[Records from a data source]
______

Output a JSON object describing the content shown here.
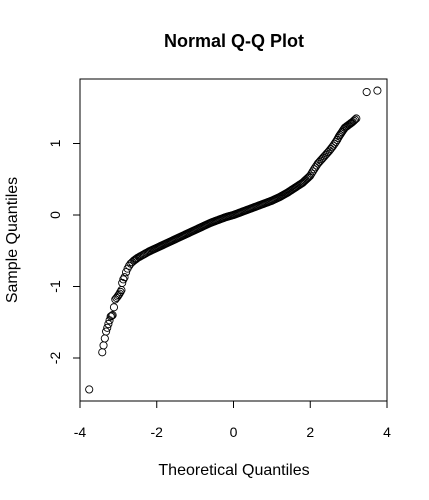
{
  "chart_data": {
    "type": "scatter",
    "title": "Normal Q-Q Plot",
    "xlabel": "Theoretical Quantiles",
    "ylabel": "Sample Quantiles",
    "xlim": [
      -4,
      4
    ],
    "ylim": [
      -2.5,
      1.9
    ],
    "xticks": [
      -4,
      -2,
      0,
      2,
      4
    ],
    "yticks": [
      -2,
      -1,
      0,
      1
    ],
    "xtick_labels": [
      "-4",
      "-2",
      "0",
      "2",
      "4"
    ],
    "ytick_labels": [
      "-2",
      "-1",
      "0",
      "1"
    ],
    "grid": false,
    "legend": "none",
    "marker": "open-circle",
    "x": [
      -3.76,
      -3.42,
      -3.32,
      -3.2,
      -3.15,
      -3.08,
      -3.02,
      -2.97,
      -2.92,
      -2.9,
      -2.87,
      -2.84,
      -2.8,
      -2.76,
      -2.72,
      -2.68,
      -2.64,
      -2.6,
      -2.55,
      -2.5,
      -2.4,
      -2.3,
      -2.2,
      -2.0,
      -1.8,
      -1.6,
      -1.4,
      -1.2,
      -1.0,
      -0.8,
      -0.6,
      -0.4,
      -0.2,
      0.0,
      0.2,
      0.4,
      0.6,
      0.8,
      1.0,
      1.2,
      1.4,
      1.6,
      1.8,
      2.0,
      2.1,
      2.2,
      2.3,
      2.4,
      2.5,
      2.6,
      2.7,
      2.75,
      2.8,
      2.85,
      2.9,
      2.95,
      3.0,
      3.05,
      3.1,
      3.2,
      3.47,
      3.75
    ],
    "y": [
      -2.44,
      -1.92,
      -1.63,
      -1.42,
      -1.4,
      -1.18,
      -1.14,
      -1.1,
      -1.05,
      -0.95,
      -0.9,
      -0.87,
      -0.8,
      -0.75,
      -0.71,
      -0.68,
      -0.66,
      -0.64,
      -0.62,
      -0.6,
      -0.57,
      -0.54,
      -0.51,
      -0.46,
      -0.41,
      -0.36,
      -0.31,
      -0.26,
      -0.21,
      -0.16,
      -0.11,
      -0.07,
      -0.03,
      0.0,
      0.04,
      0.08,
      0.12,
      0.16,
      0.2,
      0.25,
      0.31,
      0.38,
      0.45,
      0.55,
      0.64,
      0.72,
      0.78,
      0.84,
      0.9,
      0.97,
      1.05,
      1.1,
      1.14,
      1.18,
      1.22,
      1.24,
      1.26,
      1.28,
      1.3,
      1.35,
      1.72,
      1.74
    ]
  }
}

______

WORK REQUIRED — Extract from the data every line where "Quantiles" shows up.

ANSWER TO THE EXERCISE —
    "xlabel": "Theoretical Quantiles",
    "ylabel": "Sample Quantiles",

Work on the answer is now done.